• _STATED PROBLEM_
Make an exact copy of the records, with the pictures left out.

• _STORED RECORDS_
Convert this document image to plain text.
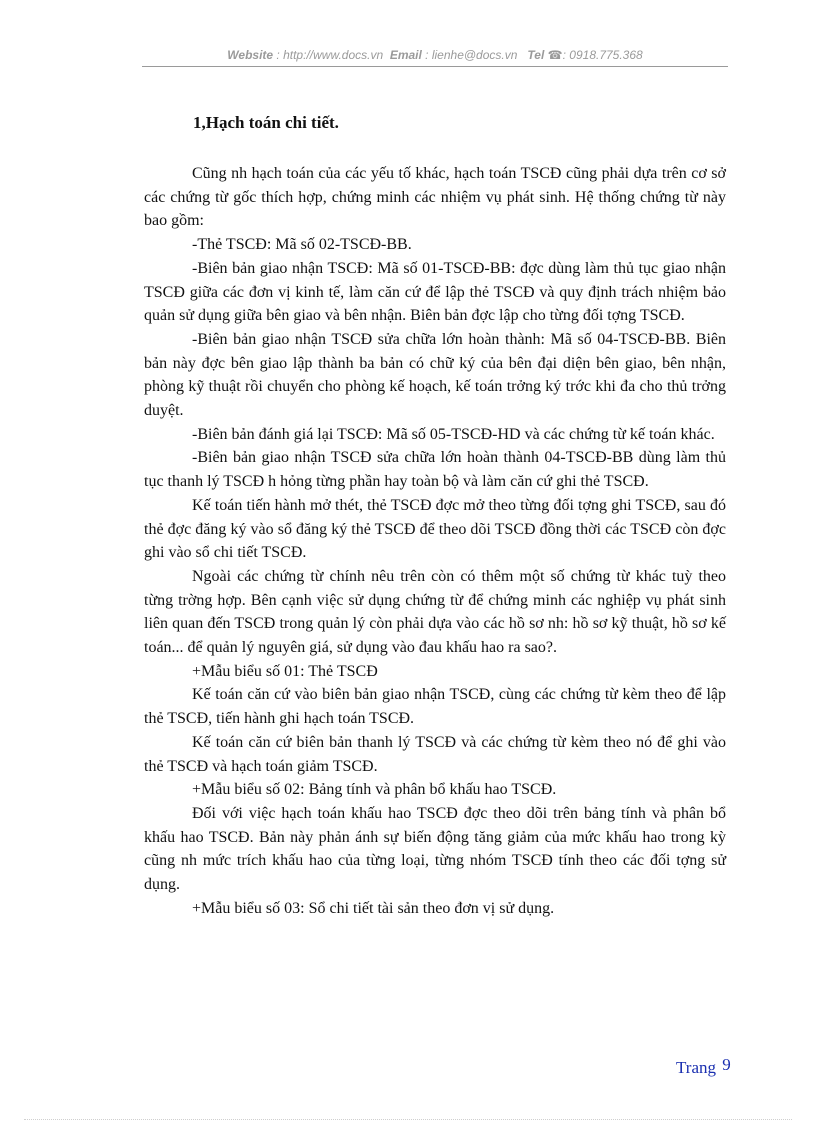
Website : http://www.docs.vn Email : lienhe@docs.vn Tel ☎: 0918.775.368
1,Hạch toán chi tiết.

Cũng nh hạch toán của các yếu tố khác, hạch toán TSCĐ cũng phải dựa trên cơ sở các chứng từ gốc thích hợp, chứng minh các nhiệm vụ phát sinh. Hệ thống chứng từ này bao gồm:

-Thẻ TSCĐ: Mã số 02-TSCĐ-BB.

-Biên bản giao nhận TSCĐ: Mã số 01-TSCĐ-BB: đợc dùng làm thủ tục giao nhận TSCĐ giữa các đơn vị kinh tế, làm căn cứ để lập thẻ TSCĐ và quy định trách nhiệm bảo quản sử dụng giữa bên giao và bên nhận. Biên bản đợc lập cho từng đối tợng TSCĐ.

-Biên bản giao nhận TSCĐ sửa chữa lớn hoàn thành: Mã số 04-TSCĐ-BB. Biên bản này đợc bên giao lập thành ba bản có chữ ký của bên đại diện bên giao, bên nhận, phòng kỹ thuật rồi chuyển cho phòng kế hoạch, kế toán trởng ký trớc khi đa cho thủ trởng duyệt.

-Biên bản đánh giá lại TSCĐ: Mã số 05-TSCĐ-HD và các chứng từ kế toán khác.

-Biên bản giao nhận TSCĐ sửa chữa lớn hoàn thành 04-TSCĐ-BB dùng làm thủ tục thanh lý TSCĐ h hỏng từng phần hay toàn bộ và làm căn cứ ghi thẻ TSCĐ.

Kế toán tiến hành mở thét, thẻ TSCĐ đợc mở theo từng đối tợng ghi TSCĐ, sau đó thẻ đợc đăng ký vào sổ đăng ký thẻ TSCĐ để theo dõi TSCĐ đồng thời các TSCĐ còn đợc ghi vào sổ chi tiết TSCĐ.

Ngoài các chứng từ chính nêu trên còn có thêm một số chứng từ khác tuỳ theo từng trờng hợp. Bên cạnh việc sử dụng chứng từ để chứng minh các nghiệp vụ phát sinh liên quan đến TSCĐ trong quản lý còn phải dựa vào các hồ sơ nh: hồ sơ kỹ thuật, hồ sơ kế toán... để quản lý nguyên giá, sử dụng vào đau khấu hao ra sao?.

+Mẫu biểu số 01: Thẻ TSCĐ

Kế toán căn cứ vào biên bản giao nhận TSCĐ, cùng các chứng từ kèm theo để lập thẻ TSCĐ, tiến hành ghi hạch toán TSCĐ.

Kế toán căn cứ biên bản thanh lý TSCĐ và các chứng từ kèm theo nó để ghi vào thẻ TSCĐ và hạch toán giảm TSCĐ.

+Mẫu biểu số 02: Bảng tính và phân bổ khấu hao TSCĐ.

Đối với việc hạch toán khấu hao TSCĐ đợc theo dõi trên bảng tính và phân bổ khấu hao TSCĐ. Bản này phản ánh sự biến động tăng giảm của mức khấu hao trong kỳ cũng nh mức trích khấu hao của từng loại, từng nhóm TSCĐ tính theo các đối tợng sử dụng.

+Mẫu biểu số 03: Sổ chi tiết tài sản theo đơn vị sử dụng.

Trang 9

• _CORRECT ANSWER_
Convert this document image to plain text.
Website : http://www.docs.vn Email : lienhe@docs.vn Tel ☎: 0918.775.368
1,Hạch toán chi tiết.

Cũng nh hạch toán của các yếu tố khác, hạch toán TSCĐ cũng phải dựa trên cơ sở các chứng từ gốc thích hợp, chứng minh các nhiệm vụ phát sinh. Hệ thống chứng từ này bao gồm:

-Thẻ TSCĐ: Mã số 02-TSCĐ-BB.

-Biên bản giao nhận TSCĐ: Mã số 01-TSCĐ-BB: đợc dùng làm thủ tục giao nhận TSCĐ giữa các đơn vị kinh tế, làm căn cứ để lập thẻ TSCĐ và quy định trách nhiệm bảo quản sử dụng giữa bên giao và bên nhận. Biên bản đợc lập cho từng đối tợng TSCĐ.

-Biên bản giao nhận TSCĐ sửa chữa lớn hoàn thành: Mã số 04-TSCĐ-BB. Biên bản này đợc bên giao lập thành ba bản có chữ ký của bên đại diện bên giao, bên nhận, phòng kỹ thuật rồi chuyển cho phòng kế hoạch, kế toán trởng ký trớc khi đa cho thủ trởng duyệt.

-Biên bản đánh giá lại TSCĐ: Mã số 05-TSCĐ-HD và các chứng từ kế toán khác.

-Biên bản giao nhận TSCĐ sửa chữa lớn hoàn thành 04-TSCĐ-BB dùng làm thủ tục thanh lý TSCĐ h hỏng từng phần hay toàn bộ và làm căn cứ ghi thẻ TSCĐ.

Kế toán tiến hành mở thét, thẻ TSCĐ đợc mở theo từng đối tợng ghi TSCĐ, sau đó thẻ đợc đăng ký vào sổ đăng ký thẻ TSCĐ để theo dõi TSCĐ đồng thời các TSCĐ còn đợc ghi vào sổ chi tiết TSCĐ.

Ngoài các chứng từ chính nêu trên còn có thêm một số chứng từ khác tuỳ theo từng trờng hợp. Bên cạnh việc sử dụng chứng từ để chứng minh các nghiệp vụ phát sinh liên quan đến TSCĐ trong quản lý còn phải dựa vào các hồ sơ nh: hồ sơ kỹ thuật, hồ sơ kế toán... để quản lý nguyên giá, sử dụng vào đau khấu hao ra sao?.

+Mẫu biểu số 01: Thẻ TSCĐ

Kế toán căn cứ vào biên bản giao nhận TSCĐ, cùng các chứng từ kèm theo để lập thẻ TSCĐ, tiến hành ghi hạch toán TSCĐ.

Kế toán căn cứ biên bản thanh lý TSCĐ và các chứng từ kèm theo nó để ghi vào thẻ TSCĐ và hạch toán giảm TSCĐ.

+Mẫu biểu số 02: Bảng tính và phân bổ khấu hao TSCĐ.

Đối với việc hạch toán khấu hao TSCĐ đợc theo dõi trên bảng tính và phân bổ khấu hao TSCĐ. Bản này phản ánh sự biến động tăng giảm của mức khấu hao trong kỳ cũng nh mức trích khấu hao của từng loại, từng nhóm TSCĐ tính theo các đối tợng sử dụng.

+Mẫu biểu số 03: Sổ chi tiết tài sản theo đơn vị sử dụng.

Trang 9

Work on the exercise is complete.